TO BE DONE →
Only a number is wanted. Count the lines holding the string "sean".

[Data entries]
+-------+

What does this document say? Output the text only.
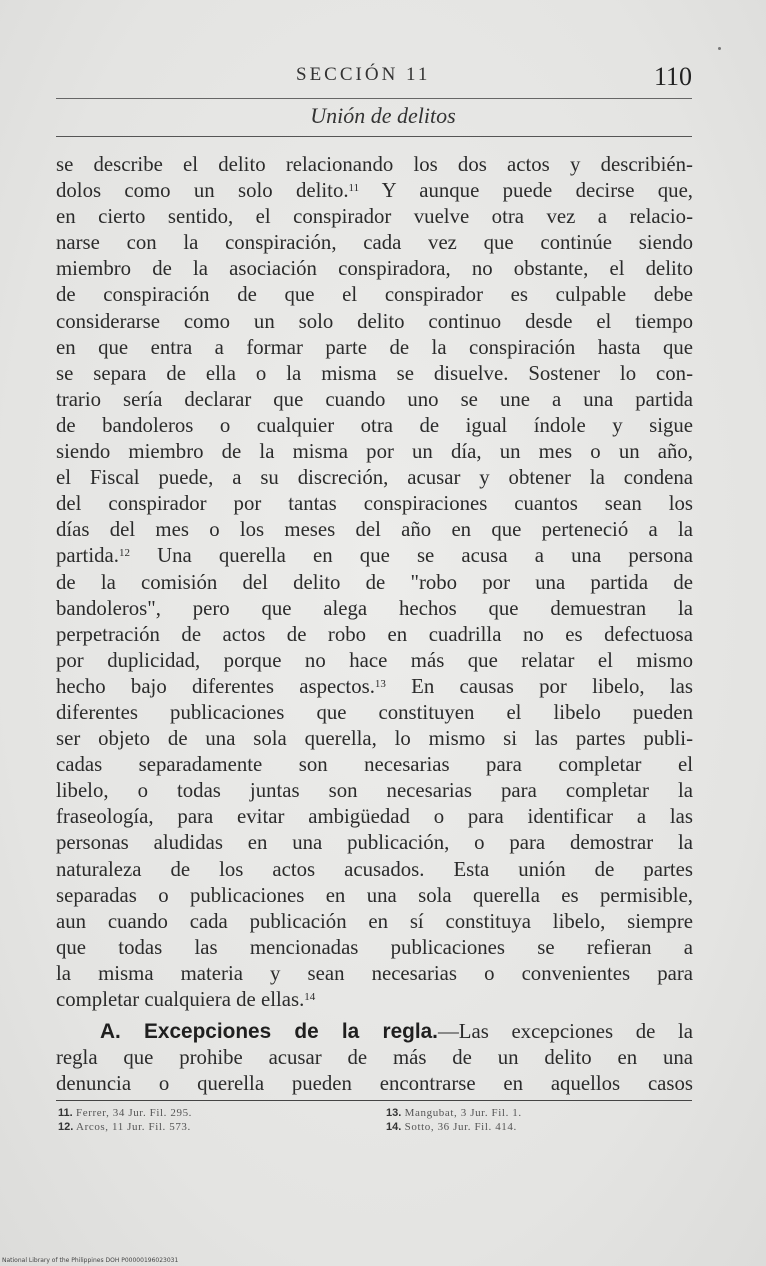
SECCIÓN 11	110
Unión de delitos
se describe el delito relacionando los dos actos y describién-
dolos como un solo delito.$^{11}$ Y aunque puede decirse que,
en cierto sentido, el conspirador vuelve otra vez a relacio-
narse con la conspiración, cada vez que continúe siendo
miembro de la asociación conspiradora, no obstante, el delito
de conspiración de que el conspirador es culpable debe
considerarse como un solo delito continuo desde el tiempo
en que entra a formar parte de la conspiración hasta que
se separa de ella o la misma se disuelve. Sostener lo con-
trario sería declarar que cuando uno se une a una partida
de bandoleros o cualquier otra de igual índole y sigue
siendo miembro de la misma por un día, un mes o un año,
el Fiscal puede, a su discreción, acusar y obtener la condena
del conspirador por tantas conspiraciones cuantos sean los
días del mes o los meses del año en que perteneció a la
partida.$^{12}$ Una querella en que se acusa a una persona
de la comisión del delito de "robo por una partida de
bandoleros", pero que alega hechos que demuestran la
perpetración de actos de robo en cuadrilla no es defectuosa
por duplicidad, porque no hace más que relatar el mismo
hecho bajo diferentes aspectos.$^{13}$ En causas por libelo, las
diferentes publicaciones que constituyen el libelo pueden
ser objeto de una sola querella, lo mismo si las partes publi-
cadas separadamente son necesarias para completar el
libelo, o todas juntas son necesarias para completar la
fraseología, para evitar ambigüedad o para identificar a las
personas aludidas en una publicación, o para demostrar la
naturaleza de los actos acusados. Esta unión de partes
separadas o publicaciones en una sola querella es permisible,
aun cuando cada publicación en sí constituya libelo, siempre
que todas las mencionadas publicaciones se refieran a
la misma materia y sean necesarias o convenientes para
completar cualquiera de ellas.$^{14}$
A. Excepciones de la regla.—Las excepciones de la
regla que prohibe acusar de más de un delito en una
denuncia o querella pueden encontrarse en aquellos casos
11. Ferrer, 34 Jur. Fil. 295.
12. Arcos, 11 Jur. Fil. 573.
13. Mangubat, 3 Jur. Fil. 1.
14. Sotto, 36 Jur. Fil. 414.
National Library of the Philippines DOH P00000196023031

+-------+

THE COMPLETED TASK →
2